TASK INPUT
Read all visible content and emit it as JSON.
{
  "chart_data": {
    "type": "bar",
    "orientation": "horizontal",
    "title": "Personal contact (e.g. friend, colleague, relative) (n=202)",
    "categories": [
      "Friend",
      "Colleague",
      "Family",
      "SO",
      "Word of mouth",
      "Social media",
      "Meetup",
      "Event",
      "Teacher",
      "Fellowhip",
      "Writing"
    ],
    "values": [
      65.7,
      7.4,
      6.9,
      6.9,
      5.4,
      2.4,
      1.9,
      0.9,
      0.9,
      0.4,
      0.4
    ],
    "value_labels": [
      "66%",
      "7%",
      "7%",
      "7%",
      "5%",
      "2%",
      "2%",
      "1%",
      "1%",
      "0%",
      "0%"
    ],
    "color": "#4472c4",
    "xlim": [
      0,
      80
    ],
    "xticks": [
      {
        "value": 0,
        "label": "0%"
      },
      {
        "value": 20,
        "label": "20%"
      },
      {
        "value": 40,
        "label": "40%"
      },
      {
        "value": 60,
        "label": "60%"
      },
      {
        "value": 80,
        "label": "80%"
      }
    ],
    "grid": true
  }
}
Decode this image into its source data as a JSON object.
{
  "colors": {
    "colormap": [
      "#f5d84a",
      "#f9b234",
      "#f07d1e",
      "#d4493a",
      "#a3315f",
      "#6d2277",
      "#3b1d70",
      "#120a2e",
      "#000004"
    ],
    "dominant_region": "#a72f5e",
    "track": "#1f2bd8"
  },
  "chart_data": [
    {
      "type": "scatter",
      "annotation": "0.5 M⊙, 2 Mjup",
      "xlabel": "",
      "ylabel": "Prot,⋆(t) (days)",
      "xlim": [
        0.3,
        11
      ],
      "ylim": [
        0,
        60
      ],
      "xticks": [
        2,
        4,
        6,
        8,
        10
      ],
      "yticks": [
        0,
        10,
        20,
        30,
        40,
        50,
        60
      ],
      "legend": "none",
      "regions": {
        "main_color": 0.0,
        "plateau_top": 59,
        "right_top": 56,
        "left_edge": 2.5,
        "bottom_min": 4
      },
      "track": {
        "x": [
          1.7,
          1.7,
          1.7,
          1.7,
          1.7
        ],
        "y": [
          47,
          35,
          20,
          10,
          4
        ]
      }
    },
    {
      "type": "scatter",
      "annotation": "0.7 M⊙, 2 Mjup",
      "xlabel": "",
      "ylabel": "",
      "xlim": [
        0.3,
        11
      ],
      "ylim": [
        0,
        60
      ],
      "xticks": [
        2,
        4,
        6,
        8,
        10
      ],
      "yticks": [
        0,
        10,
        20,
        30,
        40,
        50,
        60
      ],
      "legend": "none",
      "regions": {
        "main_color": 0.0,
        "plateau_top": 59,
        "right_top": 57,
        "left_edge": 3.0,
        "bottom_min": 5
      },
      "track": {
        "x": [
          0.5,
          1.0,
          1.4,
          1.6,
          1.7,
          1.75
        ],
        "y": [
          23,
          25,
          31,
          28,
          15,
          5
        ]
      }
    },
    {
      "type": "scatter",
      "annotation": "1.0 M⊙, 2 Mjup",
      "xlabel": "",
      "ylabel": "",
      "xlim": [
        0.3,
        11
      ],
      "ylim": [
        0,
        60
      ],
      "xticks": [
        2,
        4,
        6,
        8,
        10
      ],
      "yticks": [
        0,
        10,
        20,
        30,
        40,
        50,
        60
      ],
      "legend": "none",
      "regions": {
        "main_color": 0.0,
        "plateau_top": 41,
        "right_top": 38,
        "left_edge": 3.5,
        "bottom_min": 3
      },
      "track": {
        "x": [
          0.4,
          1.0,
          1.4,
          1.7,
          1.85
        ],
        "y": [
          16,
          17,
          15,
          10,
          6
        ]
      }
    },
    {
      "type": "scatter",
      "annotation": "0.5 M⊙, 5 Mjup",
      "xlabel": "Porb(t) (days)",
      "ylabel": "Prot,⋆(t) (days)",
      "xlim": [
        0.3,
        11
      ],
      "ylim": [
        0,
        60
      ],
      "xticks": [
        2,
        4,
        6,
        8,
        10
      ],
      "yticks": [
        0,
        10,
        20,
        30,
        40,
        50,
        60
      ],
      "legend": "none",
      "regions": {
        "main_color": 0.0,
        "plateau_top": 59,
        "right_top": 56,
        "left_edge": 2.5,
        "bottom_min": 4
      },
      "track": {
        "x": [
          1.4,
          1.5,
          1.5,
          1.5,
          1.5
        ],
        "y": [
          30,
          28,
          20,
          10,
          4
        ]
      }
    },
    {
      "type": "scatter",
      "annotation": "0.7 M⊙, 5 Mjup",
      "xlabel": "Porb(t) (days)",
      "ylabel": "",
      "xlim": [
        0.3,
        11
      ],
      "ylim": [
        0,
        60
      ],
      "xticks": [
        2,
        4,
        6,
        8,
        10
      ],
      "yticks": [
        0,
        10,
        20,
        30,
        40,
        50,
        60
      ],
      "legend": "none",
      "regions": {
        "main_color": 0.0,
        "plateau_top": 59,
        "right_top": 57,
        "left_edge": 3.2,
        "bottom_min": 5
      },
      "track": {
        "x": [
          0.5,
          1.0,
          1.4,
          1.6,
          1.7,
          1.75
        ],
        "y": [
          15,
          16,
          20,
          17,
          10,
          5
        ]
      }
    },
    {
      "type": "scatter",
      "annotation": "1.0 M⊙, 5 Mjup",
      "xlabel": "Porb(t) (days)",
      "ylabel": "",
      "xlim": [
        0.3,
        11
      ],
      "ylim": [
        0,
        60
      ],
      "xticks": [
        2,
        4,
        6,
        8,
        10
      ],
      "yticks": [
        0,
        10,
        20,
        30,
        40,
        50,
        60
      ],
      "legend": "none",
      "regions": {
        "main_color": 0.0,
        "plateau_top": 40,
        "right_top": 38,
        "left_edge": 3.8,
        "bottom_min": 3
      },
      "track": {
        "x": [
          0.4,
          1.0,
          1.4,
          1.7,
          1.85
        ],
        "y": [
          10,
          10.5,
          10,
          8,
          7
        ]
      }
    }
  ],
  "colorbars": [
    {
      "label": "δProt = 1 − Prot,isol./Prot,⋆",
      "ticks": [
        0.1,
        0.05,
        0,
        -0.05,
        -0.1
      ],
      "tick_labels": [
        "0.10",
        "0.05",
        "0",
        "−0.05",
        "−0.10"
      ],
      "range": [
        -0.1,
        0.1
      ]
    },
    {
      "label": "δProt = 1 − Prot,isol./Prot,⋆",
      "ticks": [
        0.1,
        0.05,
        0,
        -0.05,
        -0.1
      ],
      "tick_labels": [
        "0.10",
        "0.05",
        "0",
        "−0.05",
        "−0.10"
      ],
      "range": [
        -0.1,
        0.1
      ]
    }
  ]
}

EXERCISE AIM
Repeat all the records. Match each line exactly.

WRITTEN ANSWER
Read all visible content and emit it as JSON.
{
  "chart_data": {
    "type": "bar",
    "orientation": "horizontal",
    "title": "Personal contact (e.g. friend, colleague, relative) (n=202)",
    "categories": [
      "Friend",
      "Colleague",
      "Family",
      "SO",
      "Word of mouth",
      "Social media",
      "Meetup",
      "Event",
      "Teacher",
      "Fellowhip",
      "Writing"
    ],
    "values": [
      65.7,
      7.4,
      6.9,
      6.9,
      5.4,
      2.4,
      1.9,
      0.9,
      0.9,
      0.4,
      0.4
    ],
    "value_labels": [
      "66%",
      "7%",
      "7%",
      "7%",
      "5%",
      "2%",
      "2%",
      "1%",
      "1%",
      "0%",
      "0%"
    ],
    "color": "#4472c4",
    "xlim": [
      0,
      80
    ],
    "xticks": [
      {
        "value": 0,
        "label": "0%"
      },
      {
        "value": 20,
        "label": "20%"
      },
      {
        "value": 40,
        "label": "40%"
      },
      {
        "value": 60,
        "label": "60%"
      },
      {
        "value": 80,
        "label": "80%"
      }
    ],
    "grid": true
  }
}
Decode this image into its source data as a JSON object.
{
  "colors": {
    "colormap": [
      "#f5d84a",
      "#f9b234",
      "#f07d1e",
      "#d4493a",
      "#a3315f",
      "#6d2277",
      "#3b1d70",
      "#120a2e",
      "#000004"
    ],
    "dominant_region": "#a72f5e",
    "track": "#1f2bd8"
  },
  "chart_data": [
    {
      "type": "scatter",
      "annotation": "0.5 M⊙, 2 Mjup",
      "xlabel": "",
      "ylabel": "Prot,⋆(t) (days)",
      "xlim": [
        0.3,
        11
      ],
      "ylim": [
        0,
        60
      ],
      "xticks": [
        2,
        4,
        6,
        8,
        10
      ],
      "yticks": [
        0,
        10,
        20,
        30,
        40,
        50,
        60
      ],
      "legend": "none",
      "regions": {
        "main_color": 0.0,
        "plateau_top": 59,
        "right_top": 56,
        "left_edge": 2.5,
        "bottom_min": 4
      },
      "track": {
        "x": [
          1.7,
          1.7,
          1.7,
          1.7,
          1.7
        ],
        "y": [
          47,
          35,
          20,
          10,
          4
        ]
      }
    },
    {
      "type": "scatter",
      "annotation": "0.7 M⊙, 2 Mjup",
      "xlabel": "",
      "ylabel": "",
      "xlim": [
        0.3,
        11
      ],
      "ylim": [
        0,
        60
      ],
      "xticks": [
        2,
        4,
        6,
        8,
        10
      ],
      "yticks": [
        0,
        10,
        20,
        30,
        40,
        50,
        60
      ],
      "legend": "none",
      "regions": {
        "main_color": 0.0,
        "plateau_top": 59,
        "right_top": 57,
        "left_edge": 3.0,
        "bottom_min": 5
      },
      "track": {
        "x": [
          0.5,
          1.0,
          1.4,
          1.6,
          1.7,
          1.75
        ],
        "y": [
          23,
          25,
          31,
          28,
          15,
          5
        ]
      }
    },
    {
      "type": "scatter",
      "annotation": "1.0 M⊙, 2 Mjup",
      "xlabel": "",
      "ylabel": "",
      "xlim": [
        0.3,
        11
      ],
      "ylim": [
        0,
        60
      ],
      "xticks": [
        2,
        4,
        6,
        8,
        10
      ],
      "yticks": [
        0,
        10,
        20,
        30,
        40,
        50,
        60
      ],
      "legend": "none",
      "regions": {
        "main_color": 0.0,
        "plateau_top": 41,
        "right_top": 38,
        "left_edge": 3.5,
        "bottom_min": 3
      },
      "track": {
        "x": [
          0.4,
          1.0,
          1.4,
          1.7,
          1.85
        ],
        "y": [
          16,
          17,
          15,
          10,
          6
        ]
      }
    },
    {
      "type": "scatter",
      "annotation": "0.5 M⊙, 5 Mjup",
      "xlabel": "Porb(t) (days)",
      "ylabel": "Prot,⋆(t) (days)",
      "xlim": [
        0.3,
        11
      ],
      "ylim": [
        0,
        60
      ],
      "xticks": [
        2,
        4,
        6,
        8,
        10
      ],
      "yticks": [
        0,
        10,
        20,
        30,
        40,
        50,
        60
      ],
      "legend": "none",
      "regions": {
        "main_color": 0.0,
        "plateau_top": 59,
        "right_top": 56,
        "left_edge": 2.5,
        "bottom_min": 4
      },
      "track": {
        "x": [
          1.4,
          1.5,
          1.5,
          1.5,
          1.5
        ],
        "y": [
          30,
          28,
          20,
          10,
          4
        ]
      }
    },
    {
      "type": "scatter",
      "annotation": "0.7 M⊙, 5 Mjup",
      "xlabel": "Porb(t) (days)",
      "ylabel": "",
      "xlim": [
        0.3,
        11
      ],
      "ylim": [
        0,
        60
      ],
      "xticks": [
        2,
        4,
        6,
        8,
        10
      ],
      "yticks": [
        0,
        10,
        20,
        30,
        40,
        50,
        60
      ],
      "legend": "none",
      "regions": {
        "main_color": 0.0,
        "plateau_top": 59,
        "right_top": 57,
        "left_edge": 3.2,
        "bottom_min": 5
      },
      "track": {
        "x": [
          0.5,
          1.0,
          1.4,
          1.6,
          1.7,
          1.75
        ],
        "y": [
          15,
          16,
          20,
          17,
          10,
          5
        ]
      }
    },
    {
      "type": "scatter",
      "annotation": "1.0 M⊙, 5 Mjup",
      "xlabel": "Porb(t) (days)",
      "ylabel": "",
      "xlim": [
        0.3,
        11
      ],
      "ylim": [
        0,
        60
      ],
      "xticks": [
        2,
        4,
        6,
        8,
        10
      ],
      "yticks": [
        0,
        10,
        20,
        30,
        40,
        50,
        60
      ],
      "legend": "none",
      "regions": {
        "main_color": 0.0,
        "plateau_top": 40,
        "right_top": 38,
        "left_edge": 3.8,
        "bottom_min": 3
      },
      "track": {
        "x": [
          0.4,
          1.0,
          1.4,
          1.7,
          1.85
        ],
        "y": [
          10,
          10.5,
          10,
          8,
          7
        ]
      }
    }
  ],
  "colorbars": [
    {
      "label": "δProt = 1 − Prot,isol./Prot,⋆",
      "ticks": [
        0.1,
        0.05,
        0,
        -0.05,
        -0.1
      ],
      "tick_labels": [
        "0.10",
        "0.05",
        "0",
        "−0.05",
        "−0.10"
      ],
      "range": [
        -0.1,
        0.1
      ]
    },
    {
      "label": "δProt = 1 − Prot,isol./Prot,⋆",
      "ticks": [
        0.1,
        0.05,
        0,
        -0.05,
        -0.1
      ],
      "tick_labels": [
        "0.10",
        "0.05",
        "0",
        "−0.05",
        "−0.10"
      ],
      "range": [
        -0.1,
        0.1
      ]
    }
  ]
}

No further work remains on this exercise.